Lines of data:
····················

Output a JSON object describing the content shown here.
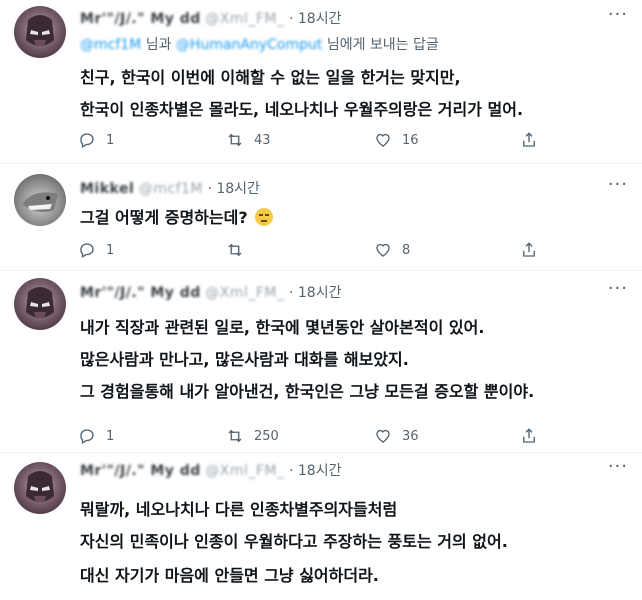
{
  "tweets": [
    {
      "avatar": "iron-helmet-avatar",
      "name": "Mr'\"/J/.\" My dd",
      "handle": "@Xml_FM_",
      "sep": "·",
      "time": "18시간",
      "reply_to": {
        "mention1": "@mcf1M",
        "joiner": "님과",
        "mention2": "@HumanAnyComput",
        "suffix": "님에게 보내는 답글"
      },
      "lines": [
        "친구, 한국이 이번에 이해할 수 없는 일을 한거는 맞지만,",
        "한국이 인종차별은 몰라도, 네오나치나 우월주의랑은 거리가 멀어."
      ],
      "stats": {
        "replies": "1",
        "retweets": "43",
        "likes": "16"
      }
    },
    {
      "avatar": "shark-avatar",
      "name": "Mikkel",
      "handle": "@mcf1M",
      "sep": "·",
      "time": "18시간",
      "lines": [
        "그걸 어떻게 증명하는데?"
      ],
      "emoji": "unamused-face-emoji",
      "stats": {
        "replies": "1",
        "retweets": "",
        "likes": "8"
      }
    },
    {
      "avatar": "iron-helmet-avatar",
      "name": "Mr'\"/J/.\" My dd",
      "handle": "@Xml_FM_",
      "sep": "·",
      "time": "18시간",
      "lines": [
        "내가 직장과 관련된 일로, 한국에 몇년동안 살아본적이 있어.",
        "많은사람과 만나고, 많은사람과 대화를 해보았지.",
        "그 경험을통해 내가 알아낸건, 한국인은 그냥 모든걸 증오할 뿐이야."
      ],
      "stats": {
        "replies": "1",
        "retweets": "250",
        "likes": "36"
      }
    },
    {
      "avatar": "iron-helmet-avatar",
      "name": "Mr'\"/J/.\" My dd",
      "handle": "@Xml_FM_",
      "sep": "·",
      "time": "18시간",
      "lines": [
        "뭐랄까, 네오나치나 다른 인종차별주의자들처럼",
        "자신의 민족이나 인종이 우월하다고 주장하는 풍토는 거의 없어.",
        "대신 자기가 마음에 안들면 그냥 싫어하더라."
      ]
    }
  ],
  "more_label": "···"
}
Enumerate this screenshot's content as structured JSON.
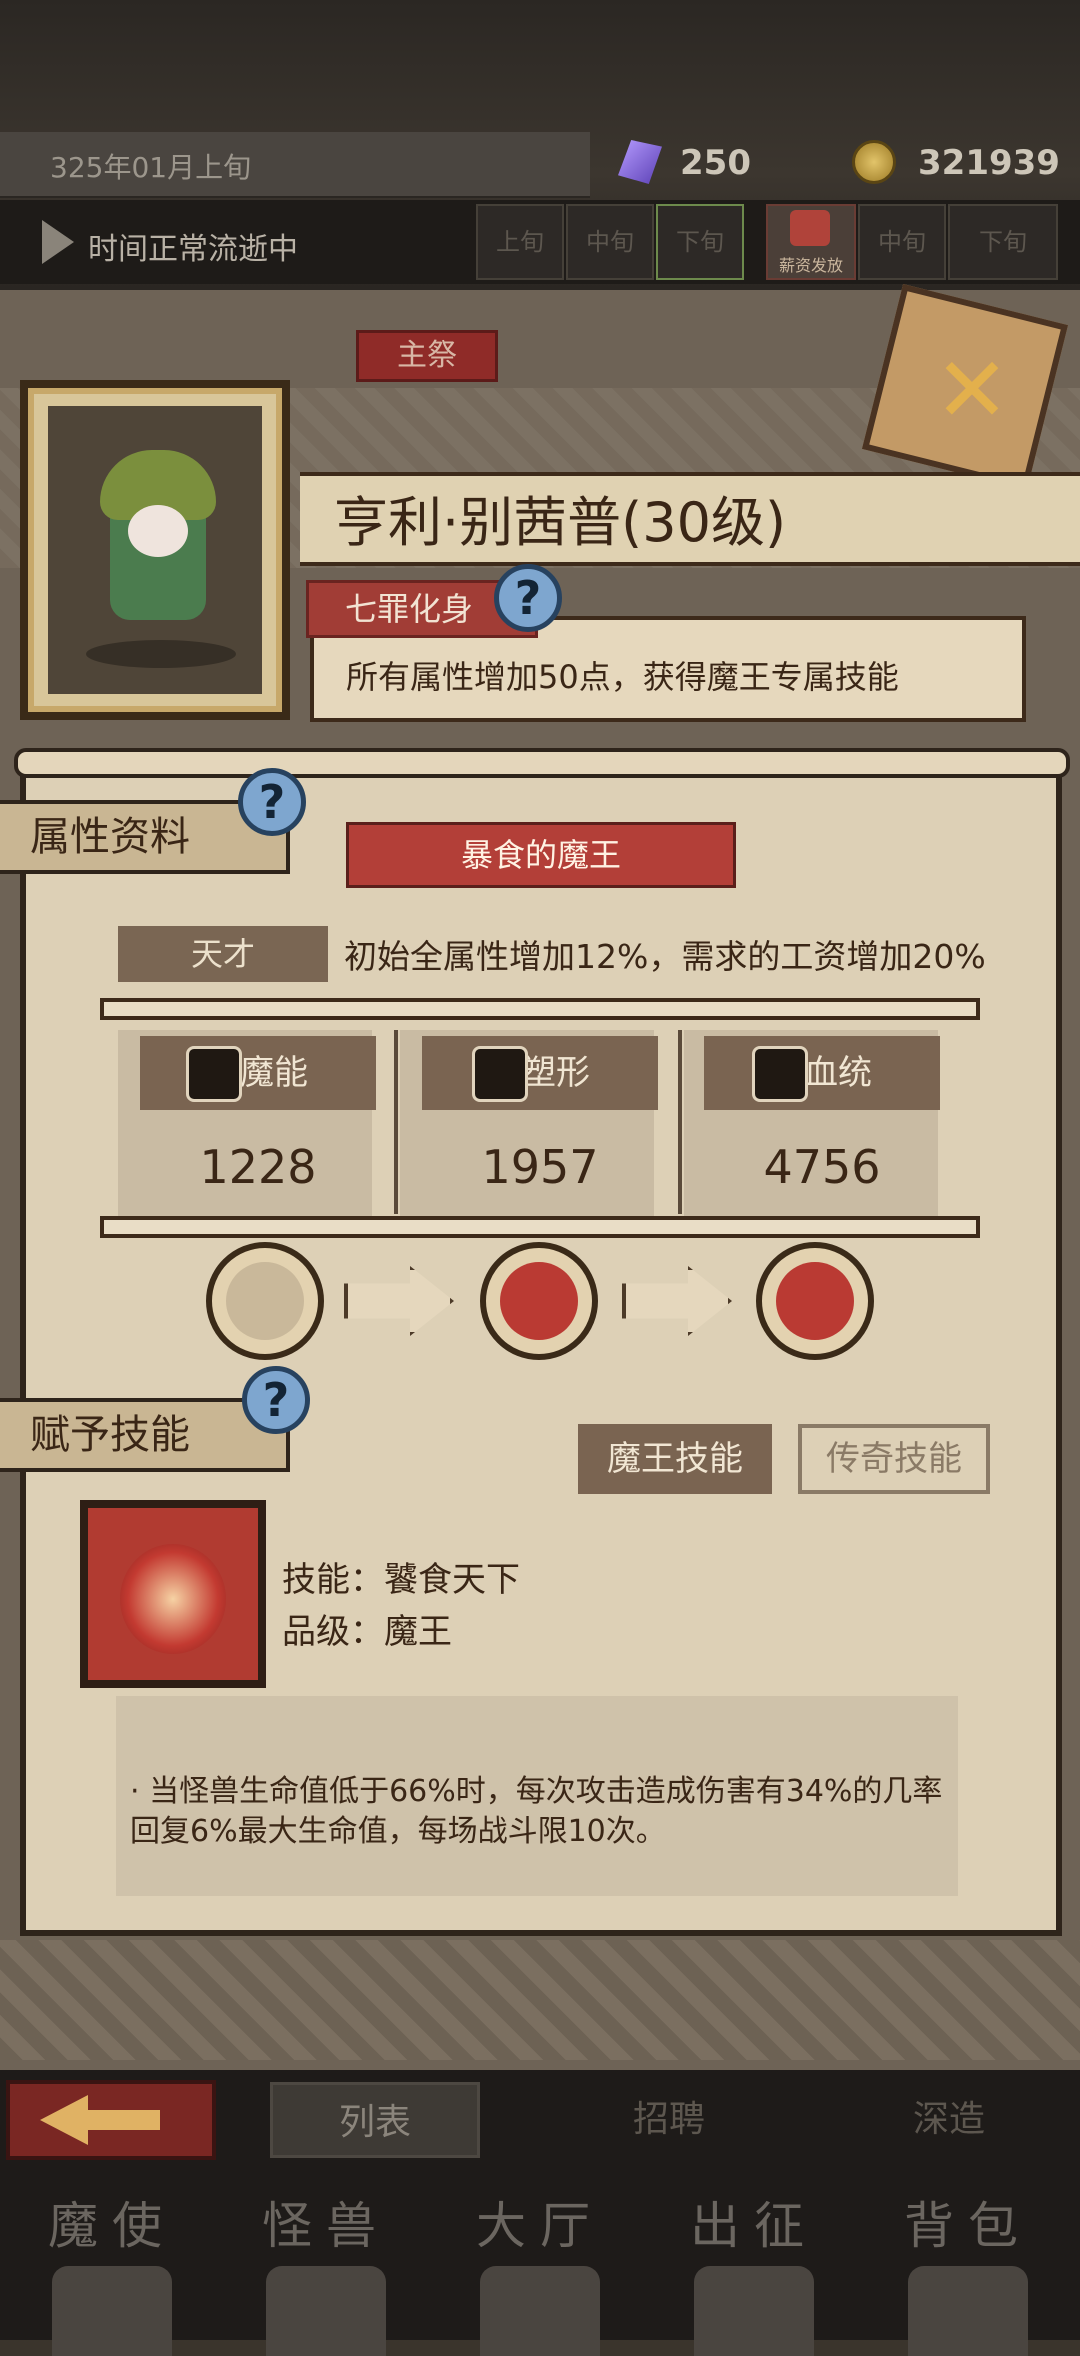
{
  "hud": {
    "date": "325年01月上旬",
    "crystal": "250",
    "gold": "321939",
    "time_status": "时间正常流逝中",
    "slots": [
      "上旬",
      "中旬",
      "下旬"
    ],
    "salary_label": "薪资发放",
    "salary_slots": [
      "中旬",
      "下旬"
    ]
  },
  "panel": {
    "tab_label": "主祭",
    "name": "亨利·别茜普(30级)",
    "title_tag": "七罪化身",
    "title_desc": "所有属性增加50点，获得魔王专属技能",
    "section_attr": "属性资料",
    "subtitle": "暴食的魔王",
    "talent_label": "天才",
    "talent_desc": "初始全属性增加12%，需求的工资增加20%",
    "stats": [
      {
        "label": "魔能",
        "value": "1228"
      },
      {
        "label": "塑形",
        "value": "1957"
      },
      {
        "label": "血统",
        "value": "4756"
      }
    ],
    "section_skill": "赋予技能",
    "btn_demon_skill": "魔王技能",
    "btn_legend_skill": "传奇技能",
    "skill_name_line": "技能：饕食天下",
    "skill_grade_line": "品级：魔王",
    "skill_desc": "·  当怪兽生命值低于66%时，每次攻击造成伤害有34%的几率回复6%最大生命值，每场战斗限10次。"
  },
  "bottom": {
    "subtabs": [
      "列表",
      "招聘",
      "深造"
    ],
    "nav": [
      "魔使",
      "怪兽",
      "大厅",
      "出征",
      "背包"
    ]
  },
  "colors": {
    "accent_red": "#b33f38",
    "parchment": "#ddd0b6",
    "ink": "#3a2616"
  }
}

····················

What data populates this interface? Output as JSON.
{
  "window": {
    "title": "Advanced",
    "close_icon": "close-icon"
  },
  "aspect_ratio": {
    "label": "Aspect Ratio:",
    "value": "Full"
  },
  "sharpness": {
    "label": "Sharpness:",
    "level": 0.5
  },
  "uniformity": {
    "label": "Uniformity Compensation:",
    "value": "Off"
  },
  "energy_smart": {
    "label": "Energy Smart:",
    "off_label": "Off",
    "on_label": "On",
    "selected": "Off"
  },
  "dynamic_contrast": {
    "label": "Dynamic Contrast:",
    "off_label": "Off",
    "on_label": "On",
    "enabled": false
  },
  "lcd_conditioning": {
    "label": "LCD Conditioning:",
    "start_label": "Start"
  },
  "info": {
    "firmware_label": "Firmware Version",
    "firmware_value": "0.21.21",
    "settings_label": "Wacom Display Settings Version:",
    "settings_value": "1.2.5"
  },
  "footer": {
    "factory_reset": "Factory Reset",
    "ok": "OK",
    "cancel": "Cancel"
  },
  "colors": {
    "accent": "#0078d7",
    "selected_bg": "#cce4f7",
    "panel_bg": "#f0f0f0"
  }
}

····················

Written exercise. Every line containing the string "JSON" must be listed.

Answer to the exercise.
Output a JSON object describing the content shown here.
Enumerate this screenshot's content as structured JSON.
What data populates this interface? Output as JSON.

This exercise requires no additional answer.